▶ WRITTEN REQUEST: Can you rewrite the entries below, beginning at the first line and stopping after the line that has "note-text: Note: represents", with every "divider" replaced by "separator" and nothing else changed?

━━ DATA ━━

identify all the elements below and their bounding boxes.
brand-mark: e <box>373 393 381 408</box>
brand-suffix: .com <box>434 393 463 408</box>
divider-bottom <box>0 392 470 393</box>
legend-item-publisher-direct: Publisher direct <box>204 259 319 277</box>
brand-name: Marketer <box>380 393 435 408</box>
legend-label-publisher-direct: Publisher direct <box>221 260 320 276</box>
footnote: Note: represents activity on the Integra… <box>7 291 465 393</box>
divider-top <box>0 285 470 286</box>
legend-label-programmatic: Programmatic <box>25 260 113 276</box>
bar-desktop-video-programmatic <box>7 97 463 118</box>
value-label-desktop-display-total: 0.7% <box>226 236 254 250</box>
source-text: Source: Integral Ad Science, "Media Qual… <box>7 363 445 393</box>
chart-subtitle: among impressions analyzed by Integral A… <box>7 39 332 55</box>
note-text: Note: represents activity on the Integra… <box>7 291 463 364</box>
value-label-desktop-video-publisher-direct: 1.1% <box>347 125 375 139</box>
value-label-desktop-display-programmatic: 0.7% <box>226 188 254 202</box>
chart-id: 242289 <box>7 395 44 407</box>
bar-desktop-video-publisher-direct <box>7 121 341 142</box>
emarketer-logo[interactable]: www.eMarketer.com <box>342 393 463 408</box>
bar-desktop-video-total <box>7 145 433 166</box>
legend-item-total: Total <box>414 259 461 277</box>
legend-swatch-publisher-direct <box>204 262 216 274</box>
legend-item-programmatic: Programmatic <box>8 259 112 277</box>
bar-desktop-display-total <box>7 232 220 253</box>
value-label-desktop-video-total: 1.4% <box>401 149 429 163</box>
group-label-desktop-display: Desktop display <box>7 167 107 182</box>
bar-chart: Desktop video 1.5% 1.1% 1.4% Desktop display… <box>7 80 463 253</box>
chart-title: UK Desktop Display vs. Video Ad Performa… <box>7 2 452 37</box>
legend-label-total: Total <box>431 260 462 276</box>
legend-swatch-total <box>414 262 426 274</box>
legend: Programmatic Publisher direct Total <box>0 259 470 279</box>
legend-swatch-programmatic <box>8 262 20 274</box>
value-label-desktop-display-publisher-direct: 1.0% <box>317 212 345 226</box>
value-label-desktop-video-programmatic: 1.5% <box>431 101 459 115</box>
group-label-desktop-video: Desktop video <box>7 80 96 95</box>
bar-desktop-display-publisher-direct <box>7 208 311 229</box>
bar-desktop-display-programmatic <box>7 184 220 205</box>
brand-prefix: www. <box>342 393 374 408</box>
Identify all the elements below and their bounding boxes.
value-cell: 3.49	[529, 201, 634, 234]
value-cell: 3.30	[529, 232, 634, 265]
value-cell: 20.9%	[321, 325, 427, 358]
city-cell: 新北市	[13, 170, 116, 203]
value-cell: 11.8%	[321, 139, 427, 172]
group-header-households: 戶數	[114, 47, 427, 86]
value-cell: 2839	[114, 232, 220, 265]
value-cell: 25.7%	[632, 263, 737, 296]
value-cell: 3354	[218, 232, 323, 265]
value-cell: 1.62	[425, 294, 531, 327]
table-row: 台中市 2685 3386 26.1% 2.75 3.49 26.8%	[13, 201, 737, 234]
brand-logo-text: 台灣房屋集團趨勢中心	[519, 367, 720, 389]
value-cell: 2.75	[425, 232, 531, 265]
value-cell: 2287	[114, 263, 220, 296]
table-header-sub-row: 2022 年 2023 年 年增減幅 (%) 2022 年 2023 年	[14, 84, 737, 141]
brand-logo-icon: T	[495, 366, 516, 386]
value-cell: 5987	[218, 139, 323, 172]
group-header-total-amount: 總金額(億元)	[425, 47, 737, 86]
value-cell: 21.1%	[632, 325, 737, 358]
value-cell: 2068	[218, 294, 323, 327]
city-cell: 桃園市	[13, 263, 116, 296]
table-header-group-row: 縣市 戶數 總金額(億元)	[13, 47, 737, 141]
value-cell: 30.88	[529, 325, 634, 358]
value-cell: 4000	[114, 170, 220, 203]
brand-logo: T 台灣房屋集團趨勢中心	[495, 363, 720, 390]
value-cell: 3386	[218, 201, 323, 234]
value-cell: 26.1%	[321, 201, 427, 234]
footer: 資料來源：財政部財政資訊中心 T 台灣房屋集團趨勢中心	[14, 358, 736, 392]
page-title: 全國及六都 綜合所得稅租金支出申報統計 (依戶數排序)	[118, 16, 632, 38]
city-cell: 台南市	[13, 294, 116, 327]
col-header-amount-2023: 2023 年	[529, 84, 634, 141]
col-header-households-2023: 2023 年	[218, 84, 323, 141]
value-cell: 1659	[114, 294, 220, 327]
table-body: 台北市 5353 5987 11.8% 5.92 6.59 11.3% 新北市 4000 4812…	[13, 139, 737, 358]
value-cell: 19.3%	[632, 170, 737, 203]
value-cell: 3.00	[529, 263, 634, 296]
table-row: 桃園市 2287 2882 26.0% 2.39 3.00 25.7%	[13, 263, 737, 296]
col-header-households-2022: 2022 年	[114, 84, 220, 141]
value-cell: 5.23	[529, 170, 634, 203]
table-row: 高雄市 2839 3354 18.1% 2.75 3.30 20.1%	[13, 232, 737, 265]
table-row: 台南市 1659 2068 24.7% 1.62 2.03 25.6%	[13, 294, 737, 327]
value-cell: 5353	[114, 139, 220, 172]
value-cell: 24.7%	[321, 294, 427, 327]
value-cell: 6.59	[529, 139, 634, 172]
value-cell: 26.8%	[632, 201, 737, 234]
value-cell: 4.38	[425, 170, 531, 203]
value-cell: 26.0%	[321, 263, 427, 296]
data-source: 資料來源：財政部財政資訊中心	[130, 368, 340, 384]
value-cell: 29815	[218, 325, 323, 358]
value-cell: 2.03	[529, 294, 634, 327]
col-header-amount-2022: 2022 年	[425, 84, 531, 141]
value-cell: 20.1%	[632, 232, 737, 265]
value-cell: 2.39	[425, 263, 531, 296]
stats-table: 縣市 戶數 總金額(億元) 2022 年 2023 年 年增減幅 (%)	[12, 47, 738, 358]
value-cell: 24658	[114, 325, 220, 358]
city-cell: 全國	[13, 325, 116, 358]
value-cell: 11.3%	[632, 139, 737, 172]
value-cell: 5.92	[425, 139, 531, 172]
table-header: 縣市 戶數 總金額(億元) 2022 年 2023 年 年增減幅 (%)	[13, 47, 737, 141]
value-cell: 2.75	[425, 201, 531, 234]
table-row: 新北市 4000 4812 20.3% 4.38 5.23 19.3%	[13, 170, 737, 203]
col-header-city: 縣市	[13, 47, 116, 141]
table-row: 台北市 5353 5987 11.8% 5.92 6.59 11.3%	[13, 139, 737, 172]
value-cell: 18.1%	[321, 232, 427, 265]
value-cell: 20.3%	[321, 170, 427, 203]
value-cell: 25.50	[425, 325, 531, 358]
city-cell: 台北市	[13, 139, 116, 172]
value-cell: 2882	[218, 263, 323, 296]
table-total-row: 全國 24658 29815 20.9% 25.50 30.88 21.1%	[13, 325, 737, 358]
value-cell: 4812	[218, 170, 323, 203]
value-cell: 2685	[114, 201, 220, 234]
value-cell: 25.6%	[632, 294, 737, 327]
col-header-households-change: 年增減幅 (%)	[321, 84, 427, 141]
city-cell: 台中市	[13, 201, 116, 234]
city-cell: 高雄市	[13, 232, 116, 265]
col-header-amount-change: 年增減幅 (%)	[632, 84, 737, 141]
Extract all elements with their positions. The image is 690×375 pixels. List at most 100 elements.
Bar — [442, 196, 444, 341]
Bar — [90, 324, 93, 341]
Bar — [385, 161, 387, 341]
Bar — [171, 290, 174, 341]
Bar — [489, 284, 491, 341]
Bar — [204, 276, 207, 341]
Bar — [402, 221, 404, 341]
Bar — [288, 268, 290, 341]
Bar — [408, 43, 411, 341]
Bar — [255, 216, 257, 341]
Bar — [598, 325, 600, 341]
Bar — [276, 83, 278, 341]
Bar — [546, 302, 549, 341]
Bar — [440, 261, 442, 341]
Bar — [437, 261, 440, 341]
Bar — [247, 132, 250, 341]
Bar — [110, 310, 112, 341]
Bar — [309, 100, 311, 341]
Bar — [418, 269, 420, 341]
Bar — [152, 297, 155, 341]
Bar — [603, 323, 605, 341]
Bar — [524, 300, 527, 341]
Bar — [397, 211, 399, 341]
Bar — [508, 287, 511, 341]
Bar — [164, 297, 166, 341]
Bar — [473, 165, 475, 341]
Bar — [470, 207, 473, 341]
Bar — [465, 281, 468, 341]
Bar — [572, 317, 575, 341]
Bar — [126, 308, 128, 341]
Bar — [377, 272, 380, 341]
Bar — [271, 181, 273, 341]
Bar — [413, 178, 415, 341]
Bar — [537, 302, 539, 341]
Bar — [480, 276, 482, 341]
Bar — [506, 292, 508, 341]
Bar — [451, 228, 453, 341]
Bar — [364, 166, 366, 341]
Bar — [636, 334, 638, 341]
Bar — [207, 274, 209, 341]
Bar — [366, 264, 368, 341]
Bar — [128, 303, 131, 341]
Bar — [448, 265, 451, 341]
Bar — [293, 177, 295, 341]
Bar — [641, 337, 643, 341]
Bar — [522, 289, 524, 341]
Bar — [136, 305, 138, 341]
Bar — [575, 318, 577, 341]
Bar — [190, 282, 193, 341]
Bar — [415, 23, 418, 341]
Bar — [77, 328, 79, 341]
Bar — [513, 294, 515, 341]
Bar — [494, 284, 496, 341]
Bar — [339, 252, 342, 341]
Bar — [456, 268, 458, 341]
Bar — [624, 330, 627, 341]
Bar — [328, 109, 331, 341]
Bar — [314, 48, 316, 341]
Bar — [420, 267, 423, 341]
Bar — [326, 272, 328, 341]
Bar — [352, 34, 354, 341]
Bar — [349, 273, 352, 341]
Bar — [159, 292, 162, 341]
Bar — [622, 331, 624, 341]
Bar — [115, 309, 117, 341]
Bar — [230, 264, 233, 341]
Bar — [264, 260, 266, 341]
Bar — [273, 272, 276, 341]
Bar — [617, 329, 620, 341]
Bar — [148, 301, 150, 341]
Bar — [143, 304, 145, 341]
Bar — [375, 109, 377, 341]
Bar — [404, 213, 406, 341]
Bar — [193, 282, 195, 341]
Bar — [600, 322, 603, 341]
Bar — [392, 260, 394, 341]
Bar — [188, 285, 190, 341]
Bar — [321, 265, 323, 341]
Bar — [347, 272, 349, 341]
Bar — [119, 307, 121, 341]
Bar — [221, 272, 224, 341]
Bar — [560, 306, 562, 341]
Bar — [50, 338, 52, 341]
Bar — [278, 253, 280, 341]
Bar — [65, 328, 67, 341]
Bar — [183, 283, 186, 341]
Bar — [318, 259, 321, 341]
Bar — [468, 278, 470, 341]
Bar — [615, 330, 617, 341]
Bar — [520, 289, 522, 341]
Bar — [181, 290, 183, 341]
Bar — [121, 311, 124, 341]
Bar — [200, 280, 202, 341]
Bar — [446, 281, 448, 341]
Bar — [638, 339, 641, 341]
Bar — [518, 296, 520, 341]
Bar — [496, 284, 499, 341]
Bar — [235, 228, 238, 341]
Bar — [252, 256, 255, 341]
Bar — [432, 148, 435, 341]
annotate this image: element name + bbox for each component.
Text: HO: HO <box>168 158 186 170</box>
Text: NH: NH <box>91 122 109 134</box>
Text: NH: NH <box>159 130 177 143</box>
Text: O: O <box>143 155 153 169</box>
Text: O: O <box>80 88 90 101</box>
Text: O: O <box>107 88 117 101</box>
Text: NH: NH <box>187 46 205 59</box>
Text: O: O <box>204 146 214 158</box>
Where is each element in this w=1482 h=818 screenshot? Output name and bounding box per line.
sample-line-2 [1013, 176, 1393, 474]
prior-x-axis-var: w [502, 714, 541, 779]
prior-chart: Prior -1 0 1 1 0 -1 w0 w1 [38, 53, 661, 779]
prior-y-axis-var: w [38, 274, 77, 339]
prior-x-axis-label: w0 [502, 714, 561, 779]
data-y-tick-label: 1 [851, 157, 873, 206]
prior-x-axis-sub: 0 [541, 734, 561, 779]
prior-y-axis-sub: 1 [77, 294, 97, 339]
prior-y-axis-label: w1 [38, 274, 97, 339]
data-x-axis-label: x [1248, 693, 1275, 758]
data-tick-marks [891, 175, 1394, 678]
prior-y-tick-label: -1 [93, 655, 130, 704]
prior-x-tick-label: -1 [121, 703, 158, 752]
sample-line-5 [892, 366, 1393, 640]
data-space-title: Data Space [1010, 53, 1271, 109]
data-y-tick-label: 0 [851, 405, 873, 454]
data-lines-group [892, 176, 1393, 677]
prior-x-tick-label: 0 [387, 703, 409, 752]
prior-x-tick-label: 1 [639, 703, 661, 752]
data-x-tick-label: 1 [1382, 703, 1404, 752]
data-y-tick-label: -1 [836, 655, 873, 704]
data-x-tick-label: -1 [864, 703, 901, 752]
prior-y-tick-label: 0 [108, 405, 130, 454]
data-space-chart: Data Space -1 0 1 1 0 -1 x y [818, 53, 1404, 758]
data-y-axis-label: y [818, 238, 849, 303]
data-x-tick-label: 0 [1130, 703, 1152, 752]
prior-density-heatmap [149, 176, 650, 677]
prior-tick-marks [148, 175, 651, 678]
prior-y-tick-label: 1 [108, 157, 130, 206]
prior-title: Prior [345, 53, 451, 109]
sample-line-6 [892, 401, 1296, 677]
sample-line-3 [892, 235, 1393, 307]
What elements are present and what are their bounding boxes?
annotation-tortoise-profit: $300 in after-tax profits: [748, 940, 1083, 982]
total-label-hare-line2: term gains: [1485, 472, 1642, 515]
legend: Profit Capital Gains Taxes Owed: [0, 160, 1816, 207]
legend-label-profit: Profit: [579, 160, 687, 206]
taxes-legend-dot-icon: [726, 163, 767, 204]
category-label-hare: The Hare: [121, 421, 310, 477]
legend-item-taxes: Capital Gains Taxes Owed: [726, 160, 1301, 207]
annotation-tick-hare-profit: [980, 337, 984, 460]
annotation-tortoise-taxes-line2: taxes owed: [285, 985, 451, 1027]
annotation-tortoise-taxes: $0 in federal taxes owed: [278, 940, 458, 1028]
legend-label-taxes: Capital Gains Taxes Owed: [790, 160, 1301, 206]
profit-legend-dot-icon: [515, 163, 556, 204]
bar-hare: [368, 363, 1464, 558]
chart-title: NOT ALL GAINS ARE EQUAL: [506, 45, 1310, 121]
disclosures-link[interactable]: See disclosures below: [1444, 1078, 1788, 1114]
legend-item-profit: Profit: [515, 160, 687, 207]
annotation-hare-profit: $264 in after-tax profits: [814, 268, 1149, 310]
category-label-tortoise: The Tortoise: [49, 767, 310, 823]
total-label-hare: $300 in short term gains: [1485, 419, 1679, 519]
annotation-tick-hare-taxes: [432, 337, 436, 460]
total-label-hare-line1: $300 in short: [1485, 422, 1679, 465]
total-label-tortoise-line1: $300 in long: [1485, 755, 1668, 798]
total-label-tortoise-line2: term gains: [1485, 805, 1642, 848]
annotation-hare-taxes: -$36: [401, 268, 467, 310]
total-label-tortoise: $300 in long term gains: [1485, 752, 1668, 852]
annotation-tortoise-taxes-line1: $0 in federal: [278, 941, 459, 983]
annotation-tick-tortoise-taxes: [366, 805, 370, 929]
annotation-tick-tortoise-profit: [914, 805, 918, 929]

━━━

▶ SOLVED EXERCISE:
identify all the elements below and their bounding boxes.
brand-mark: e <box>373 393 381 408</box>
brand-suffix: .com <box>434 393 463 408</box>
separator-bottom <box>0 392 470 393</box>
legend-item-publisher-direct: Publisher direct <box>204 259 319 277</box>
brand-name: Marketer <box>380 393 435 408</box>
legend-label-publisher-direct: Publisher direct <box>221 260 320 276</box>
footnote: Note: represents activity on the Integra… <box>7 291 465 393</box>
separator-top <box>0 285 470 286</box>
legend-label-programmatic: Programmatic <box>25 260 113 276</box>
bar-desktop-video-programmatic <box>7 97 463 118</box>
value-label-desktop-display-total: 0.7% <box>226 236 254 250</box>
source-text: Source: Integral Ad Science, "Media Qual… <box>7 363 445 393</box>
chart-subtitle: among impressions analyzed by Integral A… <box>7 39 332 55</box>
note-text: Note: represents activity on the Integra… <box>7 291 463 364</box>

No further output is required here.